To be done: The data must be returned in full and exactly as given.

Exercise inputs:
-----

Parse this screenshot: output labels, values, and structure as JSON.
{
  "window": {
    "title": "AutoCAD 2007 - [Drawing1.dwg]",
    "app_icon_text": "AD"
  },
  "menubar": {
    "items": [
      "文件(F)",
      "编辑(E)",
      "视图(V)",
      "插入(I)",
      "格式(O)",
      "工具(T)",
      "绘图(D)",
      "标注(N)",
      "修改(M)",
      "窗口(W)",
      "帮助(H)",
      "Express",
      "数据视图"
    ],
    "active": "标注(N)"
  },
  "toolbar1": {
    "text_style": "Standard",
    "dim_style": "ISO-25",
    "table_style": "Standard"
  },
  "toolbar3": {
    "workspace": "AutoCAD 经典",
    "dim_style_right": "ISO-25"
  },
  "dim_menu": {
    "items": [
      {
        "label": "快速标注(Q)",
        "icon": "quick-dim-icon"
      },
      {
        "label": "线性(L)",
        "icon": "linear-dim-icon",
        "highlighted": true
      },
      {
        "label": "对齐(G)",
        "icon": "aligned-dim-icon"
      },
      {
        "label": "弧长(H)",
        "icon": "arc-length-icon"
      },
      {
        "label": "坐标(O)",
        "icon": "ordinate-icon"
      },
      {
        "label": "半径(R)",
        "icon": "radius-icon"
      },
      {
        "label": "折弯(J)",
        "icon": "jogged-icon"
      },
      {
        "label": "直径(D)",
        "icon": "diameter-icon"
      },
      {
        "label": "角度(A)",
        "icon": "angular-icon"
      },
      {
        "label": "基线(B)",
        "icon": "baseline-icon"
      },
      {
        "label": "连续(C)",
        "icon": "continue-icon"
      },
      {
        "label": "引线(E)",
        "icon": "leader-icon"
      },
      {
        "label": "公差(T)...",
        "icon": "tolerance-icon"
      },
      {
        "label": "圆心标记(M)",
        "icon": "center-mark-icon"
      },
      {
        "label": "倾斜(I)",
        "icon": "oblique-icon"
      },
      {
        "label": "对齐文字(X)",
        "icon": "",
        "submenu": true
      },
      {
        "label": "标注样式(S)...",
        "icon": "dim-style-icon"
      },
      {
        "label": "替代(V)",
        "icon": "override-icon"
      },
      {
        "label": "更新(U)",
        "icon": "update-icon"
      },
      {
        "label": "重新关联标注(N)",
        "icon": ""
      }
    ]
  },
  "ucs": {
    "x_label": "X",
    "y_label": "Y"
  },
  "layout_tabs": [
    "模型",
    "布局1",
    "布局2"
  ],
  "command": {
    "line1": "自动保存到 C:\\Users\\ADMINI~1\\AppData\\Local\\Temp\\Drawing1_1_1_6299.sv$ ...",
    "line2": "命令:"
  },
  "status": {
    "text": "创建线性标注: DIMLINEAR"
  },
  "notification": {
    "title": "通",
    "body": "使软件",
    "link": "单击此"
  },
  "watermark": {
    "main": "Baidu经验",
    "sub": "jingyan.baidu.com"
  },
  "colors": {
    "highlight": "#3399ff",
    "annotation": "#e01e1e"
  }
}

-----

Response to the exercise:
Parse this screenshot: output labels, values, and structure as JSON.
{
  "window": {
    "title": "AutoCAD 2007 - [Drawing1.dwg]",
    "app_icon_text": "AD"
  },
  "menubar": {
    "items": [
      "文件(F)",
      "编辑(E)",
      "视图(V)",
      "插入(I)",
      "格式(O)",
      "工具(T)",
      "绘图(D)",
      "标注(N)",
      "修改(M)",
      "窗口(W)",
      "帮助(H)",
      "Express",
      "数据视图"
    ],
    "active": "标注(N)"
  },
  "toolbar1": {
    "text_style": "Standard",
    "dim_style": "ISO-25",
    "table_style": "Standard"
  },
  "toolbar3": {
    "workspace": "AutoCAD 经典",
    "dim_style_right": "ISO-25"
  },
  "dim_menu": {
    "items": [
      {
        "label": "快速标注(Q)",
        "icon": "quick-dim-icon"
      },
      {
        "label": "线性(L)",
        "icon": "linear-dim-icon",
        "highlighted": true
      },
      {
        "label": "对齐(G)",
        "icon": "aligned-dim-icon"
      },
      {
        "label": "弧长(H)",
        "icon": "arc-length-icon"
      },
      {
        "label": "坐标(O)",
        "icon": "ordinate-icon"
      },
      {
        "label": "半径(R)",
        "icon": "radius-icon"
      },
      {
        "label": "折弯(J)",
        "icon": "jogged-icon"
      },
      {
        "label": "直径(D)",
        "icon": "diameter-icon"
      },
      {
        "label": "角度(A)",
        "icon": "angular-icon"
      },
      {
        "label": "基线(B)",
        "icon": "baseline-icon"
      },
      {
        "label": "连续(C)",
        "icon": "continue-icon"
      },
      {
        "label": "引线(E)",
        "icon": "leader-icon"
      },
      {
        "label": "公差(T)...",
        "icon": "tolerance-icon"
      },
      {
        "label": "圆心标记(M)",
        "icon": "center-mark-icon"
      },
      {
        "label": "倾斜(I)",
        "icon": "oblique-icon"
      },
      {
        "label": "对齐文字(X)",
        "icon": "",
        "submenu": true
      },
      {
        "label": "标注样式(S)...",
        "icon": "dim-style-icon"
      },
      {
        "label": "替代(V)",
        "icon": "override-icon"
      },
      {
        "label": "更新(U)",
        "icon": "update-icon"
      },
      {
        "label": "重新关联标注(N)",
        "icon": ""
      }
    ]
  },
  "ucs": {
    "x_label": "X",
    "y_label": "Y"
  },
  "layout_tabs": [
    "模型",
    "布局1",
    "布局2"
  ],
  "command": {
    "line1": "自动保存到 C:\\Users\\ADMINI~1\\AppData\\Local\\Temp\\Drawing1_1_1_6299.sv$ ...",
    "line2": "命令:"
  },
  "status": {
    "text": "创建线性标注: DIMLINEAR"
  },
  "notification": {
    "title": "通",
    "body": "使软件",
    "link": "单击此"
  },
  "watermark": {
    "main": "Baidu经验",
    "sub": "jingyan.baidu.com"
  },
  "colors": {
    "highlight": "#3399ff",
    "annotation": "#e01e1e"
  }
}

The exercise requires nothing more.